Your task is to filter the data below down to the lines holding "title".

◆ Chart and figure data:
§
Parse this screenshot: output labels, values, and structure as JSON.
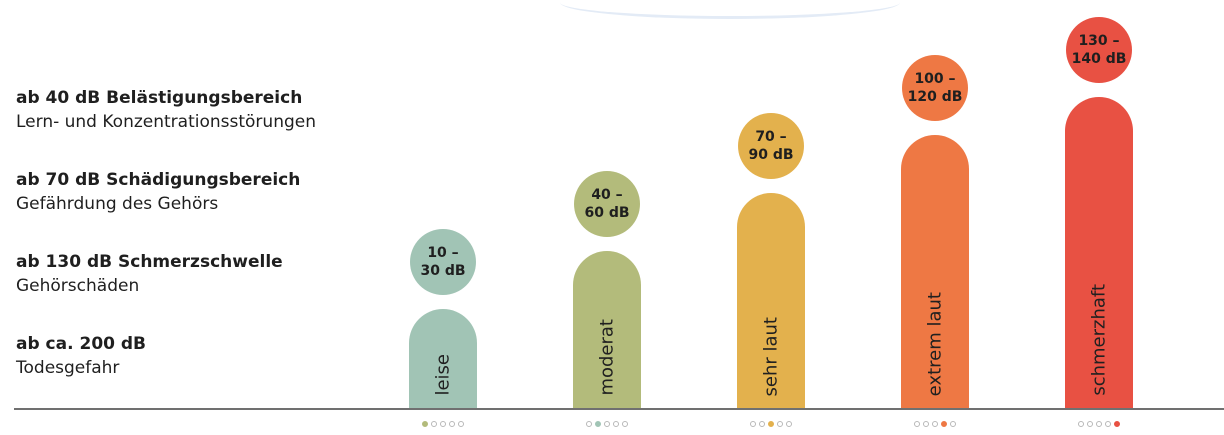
{
  "legend": [
    {
      "title": "ab 40 dB Belästigungsbereich",
      "desc": "Lern- und Konzentrationsstörungen"
    },
    {
      "title": "ab 70 dB Schädigungsbereich",
      "desc": "Gefährdung des Gehörs"
    },
    {
      "title": "ab 130 dB Schmerzschwelle",
      "desc": "Gehörschäden"
    },
    {
      "title": "ab ca. 200 dB",
      "desc": "Todesgefahr"
    }
  ],
  "chart_data": {
    "type": "bar",
    "categories": [
      "leise",
      "moderat",
      "sehr laut",
      "extrem laut",
      "schmerzhaft"
    ],
    "ranges": [
      "10 –\n30 dB",
      "40 –\n60 dB",
      "70 –\n90 dB",
      "100 –\n120 dB",
      "130 –\n140 dB"
    ],
    "range_values": [
      [
        10,
        30
      ],
      [
        40,
        60
      ],
      [
        70,
        90
      ],
      [
        100,
        120
      ],
      [
        130,
        140
      ]
    ],
    "colors": [
      "#a1c4b5",
      "#b3bb7b",
      "#e3b14d",
      "#ee7844",
      "#e85143"
    ],
    "legend": "left",
    "grid": false,
    "pagination": {
      "total": 5,
      "active_color": [
        "#b3bb7b",
        "#a1c4b5",
        "#e3b14d",
        "#ee7844",
        "#e85143"
      ]
    }
  }
}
§
◆ Expected answer:
      "title": "ab 40 dB Belästigungsbereich",
      "title": "ab 70 dB Schädigungsbereich",
      "title": "ab 130 dB Schmerzschwelle",
      "title": "ab ca. 200 dB",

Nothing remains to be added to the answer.